— START Source material —

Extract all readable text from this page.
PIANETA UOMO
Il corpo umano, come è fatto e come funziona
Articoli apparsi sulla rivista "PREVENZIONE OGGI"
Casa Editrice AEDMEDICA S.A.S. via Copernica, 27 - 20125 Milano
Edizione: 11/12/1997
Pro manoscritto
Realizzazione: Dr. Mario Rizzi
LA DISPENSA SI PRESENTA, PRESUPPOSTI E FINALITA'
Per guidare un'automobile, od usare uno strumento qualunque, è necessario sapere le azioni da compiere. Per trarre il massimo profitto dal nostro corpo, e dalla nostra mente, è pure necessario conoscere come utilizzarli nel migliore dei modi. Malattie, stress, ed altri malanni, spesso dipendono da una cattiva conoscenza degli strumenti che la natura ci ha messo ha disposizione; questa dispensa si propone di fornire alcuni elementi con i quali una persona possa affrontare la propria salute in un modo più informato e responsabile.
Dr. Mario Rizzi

— END Source material —

Set problem:
Transcribe the data. Leave every line exactly as it is.

Complete output:
Extract all readable text from this page.
PIANETA UOMO
Il corpo umano, come è fatto e come funziona
Articoli apparsi sulla rivista "PREVENZIONE OGGI"
Casa Editrice AEDMEDICA S.A.S. via Copernica, 27 - 20125 Milano
Edizione: 11/12/1997
Pro manoscritto
Realizzazione: Dr. Mario Rizzi
LA DISPENSA SI PRESENTA, PRESUPPOSTI E FINALITA'
Per guidare un'automobile, od usare uno strumento qualunque, è necessario sapere le azioni da compiere. Per trarre il massimo profitto dal nostro corpo, e dalla nostra mente, è pure necessario conoscere come utilizzarli nel migliore dei modi. Malattie, stress, ed altri malanni, spesso dipendono da una cattiva conoscenza degli strumenti che la natura ci ha messo ha disposizione; questa dispensa si propone di fornire alcuni elementi con i quali una persona possa affrontare la propria salute in un modo più informato e responsabile.
Dr. Mario Rizzi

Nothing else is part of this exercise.